--- GIVEN REQUEST ---
Return every line of the rows below that contains the string "point".

--- RECORDS FOR THIS EXERCISE ---
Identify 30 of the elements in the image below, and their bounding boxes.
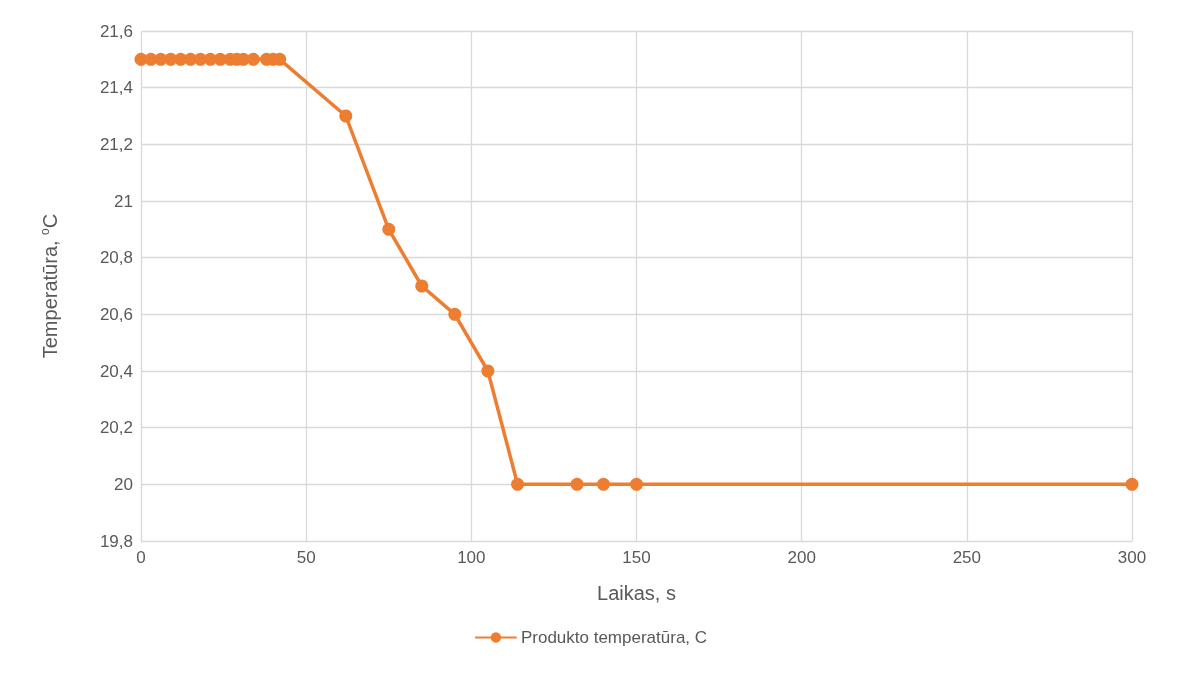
point (511, 477, 525, 491)
x-tick-label: 200 (787, 548, 816, 567)
y-tick-label: 21,4 (99, 78, 133, 98)
y-tick-label: 20,8 (99, 248, 133, 268)
x-tick-label: 100 (457, 548, 486, 567)
y-tick-label: 21,6 (99, 21, 133, 41)
point (596, 477, 610, 491)
y-tick-label: 21 (114, 191, 133, 211)
y-tick-label: 19,8 (99, 531, 133, 551)
legend-label: Produkto temperatūra, C (520, 628, 708, 647)
y-tick-label: 20 (114, 474, 133, 494)
point (1125, 477, 1139, 491)
point (246, 52, 260, 66)
y-tick-label: 20,4 (99, 361, 133, 381)
x-tick-label: 50 (296, 548, 316, 567)
point (339, 109, 353, 123)
x-axis-title: Laikas, s (597, 582, 676, 604)
x-tick-label: 0 (136, 548, 146, 567)
point (481, 364, 495, 378)
x-tick-label: 300 (1117, 548, 1147, 567)
point (448, 307, 462, 321)
x-tick-label: 250 (952, 548, 982, 567)
x-tick-label: 150 (622, 548, 651, 567)
point (415, 279, 429, 293)
y-tick-label: 21,2 (99, 134, 133, 154)
y-tick-label: 20,2 (99, 418, 133, 438)
y-tick-label: 20,6 (99, 304, 133, 324)
point (630, 477, 643, 491)
point (570, 477, 584, 491)
point (382, 222, 396, 236)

--- RESULT OF THE TASK ---
point (511, 477, 525, 491)
point (596, 477, 610, 491)
point (1125, 477, 1139, 491)
point (246, 52, 260, 66)
point (339, 109, 353, 123)
point (481, 364, 495, 378)
point (448, 307, 462, 321)
point (415, 279, 429, 293)
point (630, 477, 643, 491)
point (570, 477, 584, 491)
point (382, 222, 396, 236)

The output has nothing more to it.